◆ DO THIS
Write out the listing in full, matching it word for word.

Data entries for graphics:
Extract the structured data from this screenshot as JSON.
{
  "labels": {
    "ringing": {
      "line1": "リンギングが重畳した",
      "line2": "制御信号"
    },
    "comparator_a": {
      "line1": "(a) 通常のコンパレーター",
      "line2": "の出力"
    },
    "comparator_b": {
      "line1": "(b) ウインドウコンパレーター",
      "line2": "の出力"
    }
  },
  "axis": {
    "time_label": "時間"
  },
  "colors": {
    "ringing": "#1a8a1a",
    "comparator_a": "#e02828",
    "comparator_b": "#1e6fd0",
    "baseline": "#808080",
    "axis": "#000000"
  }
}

◆ THE REPLY
Extract the structured data from this screenshot as JSON.
{
  "labels": {
    "ringing": {
      "line1": "リンギングが重畳した",
      "line2": "制御信号"
    },
    "comparator_a": {
      "line1": "(a) 通常のコンパレーター",
      "line2": "の出力"
    },
    "comparator_b": {
      "line1": "(b) ウインドウコンパレーター",
      "line2": "の出力"
    }
  },
  "axis": {
    "time_label": "時間"
  },
  "colors": {
    "ringing": "#1a8a1a",
    "comparator_a": "#e02828",
    "comparator_b": "#1e6fd0",
    "baseline": "#808080",
    "axis": "#000000"
  }
}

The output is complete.